* [Supplied data]:
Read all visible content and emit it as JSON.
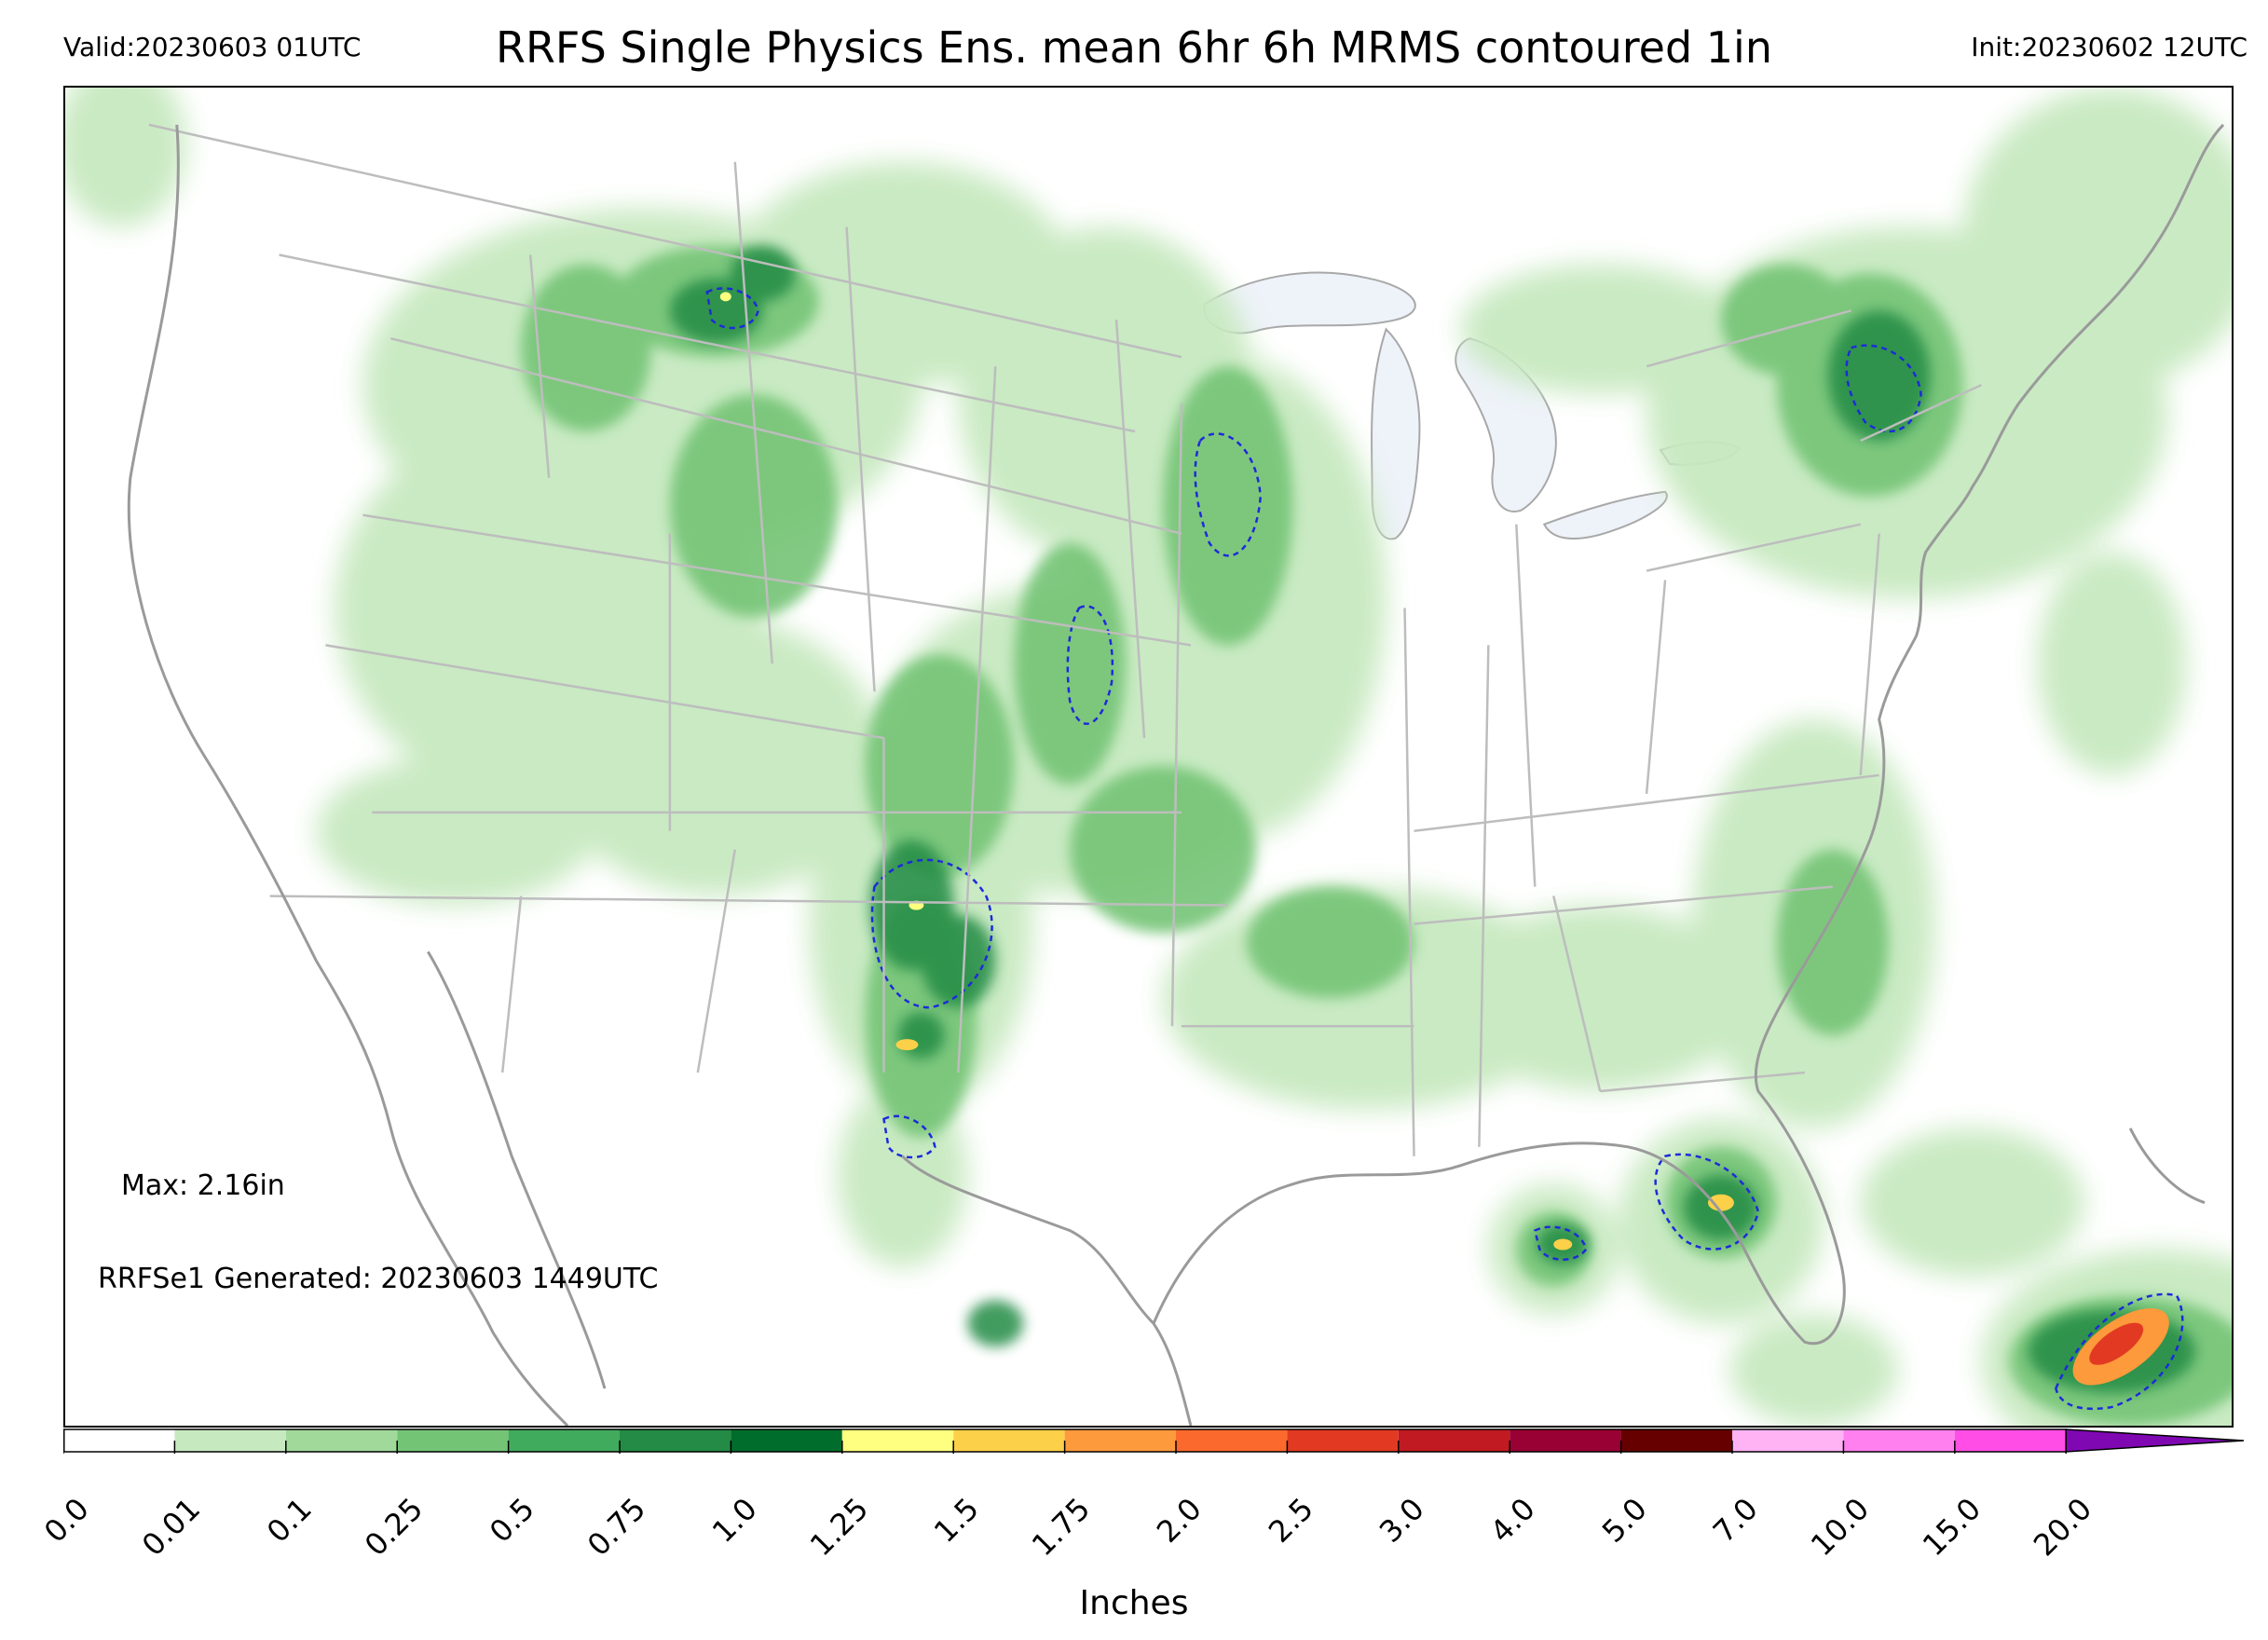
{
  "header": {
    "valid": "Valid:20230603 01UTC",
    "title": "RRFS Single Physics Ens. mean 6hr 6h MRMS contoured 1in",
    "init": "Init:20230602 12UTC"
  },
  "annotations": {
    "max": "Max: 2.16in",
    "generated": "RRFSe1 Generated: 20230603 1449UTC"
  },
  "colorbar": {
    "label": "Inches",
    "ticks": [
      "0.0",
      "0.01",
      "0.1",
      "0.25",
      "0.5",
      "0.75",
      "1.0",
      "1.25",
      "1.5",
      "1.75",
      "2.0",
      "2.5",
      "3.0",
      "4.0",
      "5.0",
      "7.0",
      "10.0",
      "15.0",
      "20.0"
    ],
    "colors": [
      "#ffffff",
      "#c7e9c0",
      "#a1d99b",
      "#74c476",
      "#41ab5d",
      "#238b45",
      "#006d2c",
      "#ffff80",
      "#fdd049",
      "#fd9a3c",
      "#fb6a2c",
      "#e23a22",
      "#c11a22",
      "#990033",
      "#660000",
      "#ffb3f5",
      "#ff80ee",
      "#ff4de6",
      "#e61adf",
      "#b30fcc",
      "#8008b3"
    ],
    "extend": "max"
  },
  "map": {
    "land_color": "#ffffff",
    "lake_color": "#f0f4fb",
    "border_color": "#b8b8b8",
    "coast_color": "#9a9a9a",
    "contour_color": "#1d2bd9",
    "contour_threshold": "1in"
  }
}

* [Exercise description]:
Repeat the records above exactly, leaving out the pictures.

* [Exercise answer]:
Read all visible content and emit it as JSON.
{
  "header": {
    "valid": "Valid:20230603 01UTC",
    "title": "RRFS Single Physics Ens. mean 6hr 6h MRMS contoured 1in",
    "init": "Init:20230602 12UTC"
  },
  "annotations": {
    "max": "Max: 2.16in",
    "generated": "RRFSe1 Generated: 20230603 1449UTC"
  },
  "colorbar": {
    "label": "Inches",
    "ticks": [
      "0.0",
      "0.01",
      "0.1",
      "0.25",
      "0.5",
      "0.75",
      "1.0",
      "1.25",
      "1.5",
      "1.75",
      "2.0",
      "2.5",
      "3.0",
      "4.0",
      "5.0",
      "7.0",
      "10.0",
      "15.0",
      "20.0"
    ],
    "colors": [
      "#ffffff",
      "#c7e9c0",
      "#a1d99b",
      "#74c476",
      "#41ab5d",
      "#238b45",
      "#006d2c",
      "#ffff80",
      "#fdd049",
      "#fd9a3c",
      "#fb6a2c",
      "#e23a22",
      "#c11a22",
      "#990033",
      "#660000",
      "#ffb3f5",
      "#ff80ee",
      "#ff4de6",
      "#e61adf",
      "#b30fcc",
      "#8008b3"
    ],
    "extend": "max"
  },
  "map": {
    "land_color": "#ffffff",
    "lake_color": "#f0f4fb",
    "border_color": "#b8b8b8",
    "coast_color": "#9a9a9a",
    "contour_color": "#1d2bd9",
    "contour_threshold": "1in"
  }
}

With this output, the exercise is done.